-- Requirements --
Only a number is wanted. Count the lines holding the string "JSON".

[begin Record excerpts]

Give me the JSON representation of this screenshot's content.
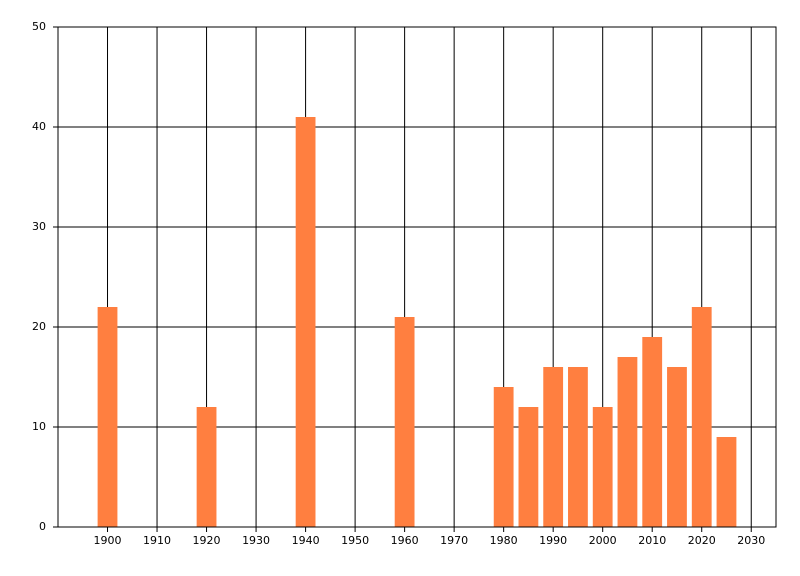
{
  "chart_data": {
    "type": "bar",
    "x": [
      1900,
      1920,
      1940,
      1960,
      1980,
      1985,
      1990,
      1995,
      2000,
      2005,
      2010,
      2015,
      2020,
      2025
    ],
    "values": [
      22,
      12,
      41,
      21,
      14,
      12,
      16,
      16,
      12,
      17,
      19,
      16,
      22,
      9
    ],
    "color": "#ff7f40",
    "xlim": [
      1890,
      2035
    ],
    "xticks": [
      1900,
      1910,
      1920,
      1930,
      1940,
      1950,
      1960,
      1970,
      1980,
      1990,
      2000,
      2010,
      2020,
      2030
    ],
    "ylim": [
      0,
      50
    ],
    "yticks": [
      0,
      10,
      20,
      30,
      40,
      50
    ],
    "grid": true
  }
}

[end Record excerpts]
[begin Record excerpts]

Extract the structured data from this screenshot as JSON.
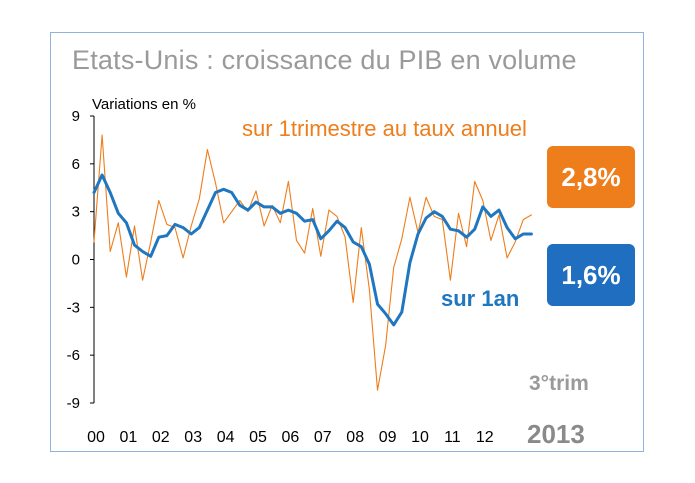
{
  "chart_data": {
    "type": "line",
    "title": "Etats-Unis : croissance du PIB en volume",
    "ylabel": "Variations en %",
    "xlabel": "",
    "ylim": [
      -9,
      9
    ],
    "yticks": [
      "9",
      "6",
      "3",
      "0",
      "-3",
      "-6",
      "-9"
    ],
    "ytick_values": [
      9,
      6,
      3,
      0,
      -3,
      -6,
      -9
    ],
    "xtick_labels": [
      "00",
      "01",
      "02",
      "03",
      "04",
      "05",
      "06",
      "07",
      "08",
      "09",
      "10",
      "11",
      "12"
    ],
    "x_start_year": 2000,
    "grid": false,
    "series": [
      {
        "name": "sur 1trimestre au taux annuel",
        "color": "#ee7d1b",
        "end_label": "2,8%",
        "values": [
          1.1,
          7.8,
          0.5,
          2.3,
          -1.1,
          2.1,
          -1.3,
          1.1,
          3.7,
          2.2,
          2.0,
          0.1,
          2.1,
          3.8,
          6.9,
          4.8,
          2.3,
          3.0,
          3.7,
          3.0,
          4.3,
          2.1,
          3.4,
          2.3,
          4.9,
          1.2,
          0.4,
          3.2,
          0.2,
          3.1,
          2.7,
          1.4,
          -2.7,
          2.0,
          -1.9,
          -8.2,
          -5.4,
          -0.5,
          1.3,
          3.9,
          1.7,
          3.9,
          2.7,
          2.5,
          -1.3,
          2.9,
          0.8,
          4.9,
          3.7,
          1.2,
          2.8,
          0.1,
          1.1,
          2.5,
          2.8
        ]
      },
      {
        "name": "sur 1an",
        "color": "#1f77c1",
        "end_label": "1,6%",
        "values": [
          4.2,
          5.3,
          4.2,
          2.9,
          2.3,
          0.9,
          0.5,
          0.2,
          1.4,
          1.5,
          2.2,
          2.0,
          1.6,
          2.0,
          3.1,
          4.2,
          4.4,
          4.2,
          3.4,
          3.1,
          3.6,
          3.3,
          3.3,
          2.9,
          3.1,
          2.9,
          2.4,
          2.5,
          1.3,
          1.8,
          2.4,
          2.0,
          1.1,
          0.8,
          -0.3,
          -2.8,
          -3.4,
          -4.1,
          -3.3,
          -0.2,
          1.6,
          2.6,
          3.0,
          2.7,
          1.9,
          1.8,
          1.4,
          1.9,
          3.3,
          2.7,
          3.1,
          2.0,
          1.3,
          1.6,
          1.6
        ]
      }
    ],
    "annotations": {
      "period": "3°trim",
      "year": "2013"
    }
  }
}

[end Record excerpts]

-- Response --
2